● DIRECTIVE
Looking at the data below, count the lines that contain the string "internet". Write only the total.

● INPUT FOR THIS TASK

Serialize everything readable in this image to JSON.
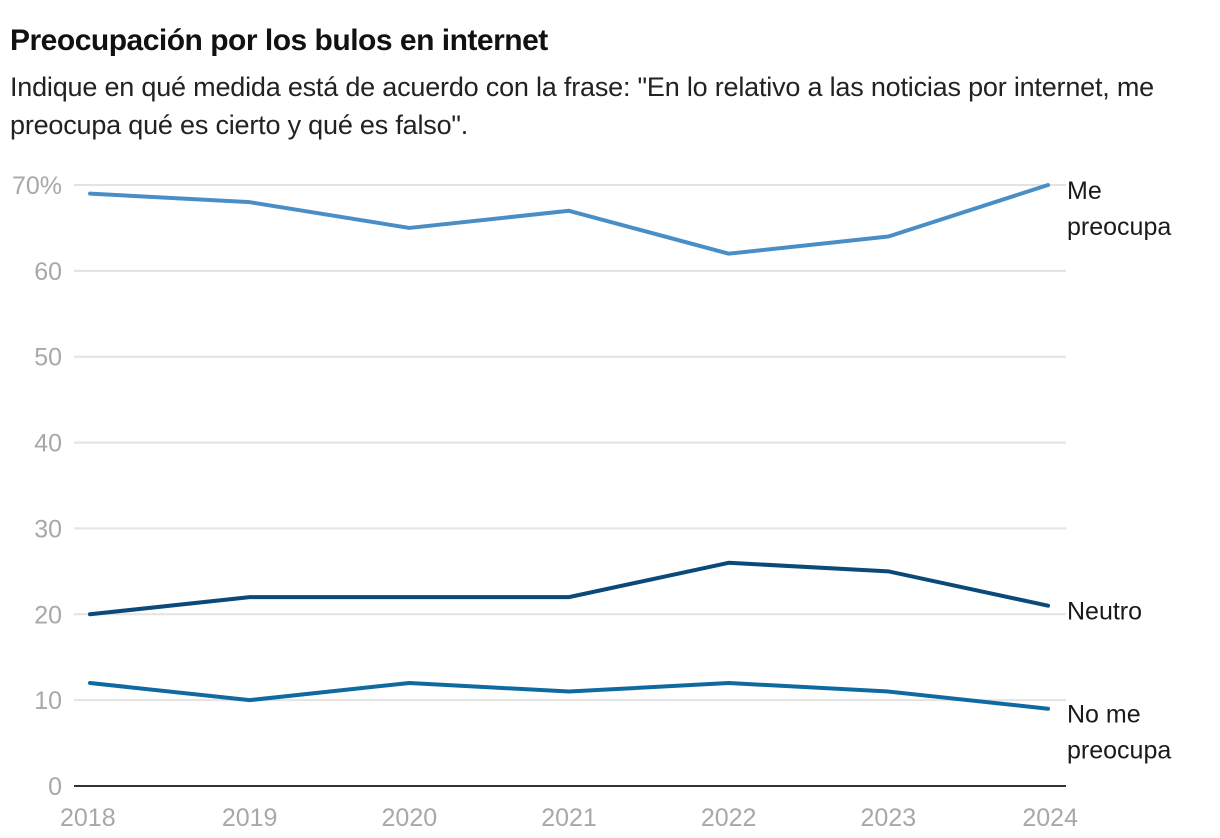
{
  "chart_data": {
    "type": "line",
    "title": "Preocupación por los bulos en internet",
    "subtitle": "Indique en qué medida está de acuerdo con la frase: \"En lo relativo a las noticias por internet, me preocupa qué es cierto y qué es falso\".",
    "xlabel": "",
    "ylabel": "",
    "x": [
      "2018",
      "2019",
      "2020",
      "2021",
      "2022",
      "2023",
      "2024"
    ],
    "ylim": [
      0,
      70
    ],
    "yticks": [
      0,
      10,
      20,
      30,
      40,
      50,
      60,
      70
    ],
    "ytick_labels": [
      "0",
      "10",
      "20",
      "30",
      "40",
      "50",
      "60",
      "70%"
    ],
    "grid": true,
    "legend": "direct labels at right end of lines",
    "series": [
      {
        "name": "Me preocupa",
        "label_lines": [
          "Me",
          "preocupa"
        ],
        "color": "#4a8ec6",
        "values": [
          69,
          68,
          65,
          67,
          62,
          64,
          70
        ]
      },
      {
        "name": "Neutro",
        "label_lines": [
          "Neutro"
        ],
        "color": "#0b4a78",
        "values": [
          20,
          22,
          22,
          22,
          26,
          25,
          21
        ]
      },
      {
        "name": "No me preocupa",
        "label_lines": [
          "No me",
          "preocupa"
        ],
        "color": "#0e6aa0",
        "values": [
          12,
          10,
          12,
          11,
          12,
          11,
          9
        ]
      }
    ]
  }
}
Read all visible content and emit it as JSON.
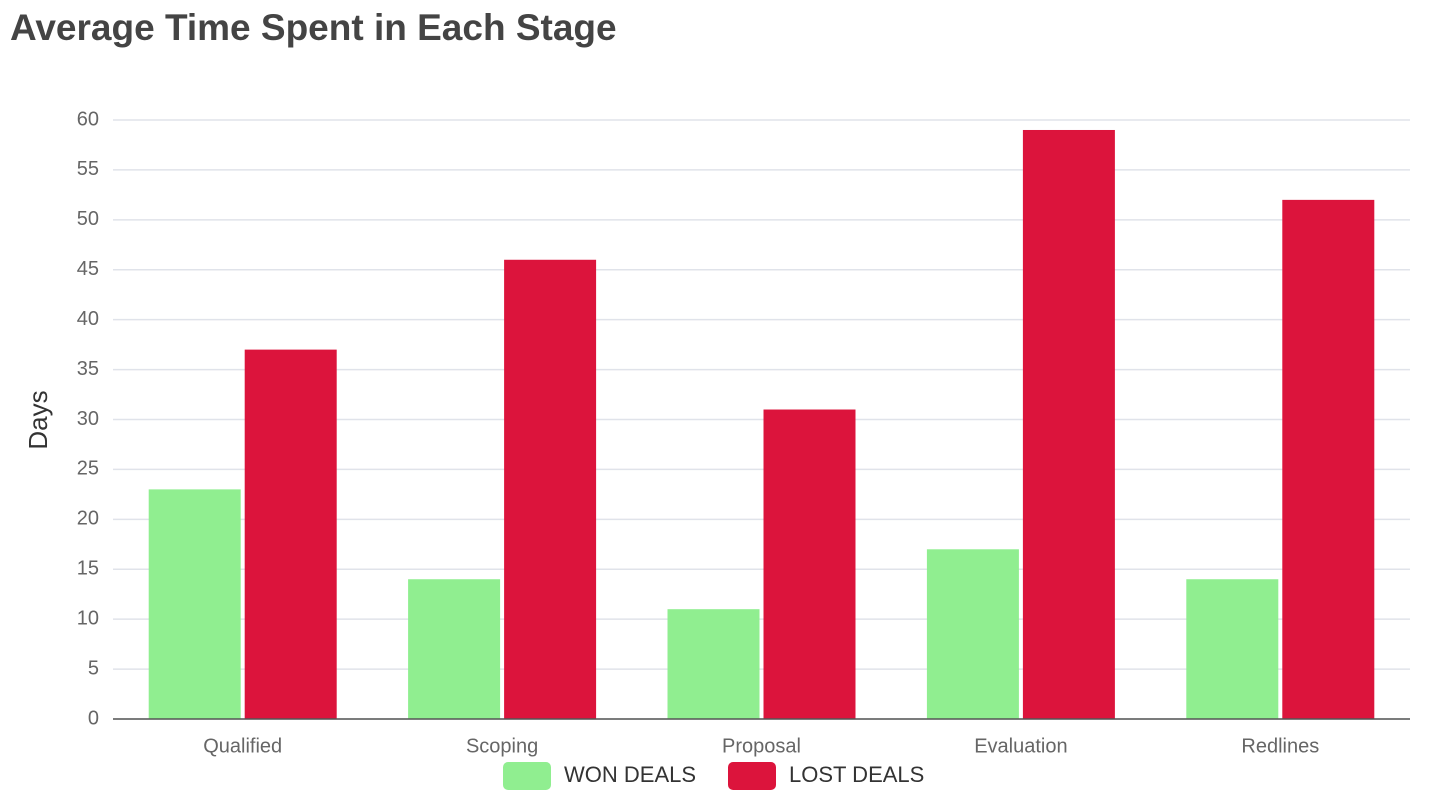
{
  "chart_data": {
    "type": "bar",
    "title": "Average Time Spent in Each Stage",
    "y_label": "Days",
    "categories": [
      "Qualified",
      "Scoping",
      "Proposal",
      "Evaluation",
      "Redlines"
    ],
    "series": [
      {
        "name": "WON DEALS",
        "color": "#90ee90",
        "values": [
          23,
          14,
          11,
          17,
          14
        ]
      },
      {
        "name": "LOST DEALS",
        "color": "#dc143c",
        "values": [
          37,
          46,
          31,
          59,
          52
        ]
      }
    ],
    "ylim": [
      0,
      60
    ],
    "yticks": [
      0,
      5,
      10,
      15,
      20,
      25,
      30,
      35,
      40,
      45,
      50,
      55,
      60
    ],
    "grid": true,
    "legend": "bottom"
  }
}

● WRITTEN ANSWER
2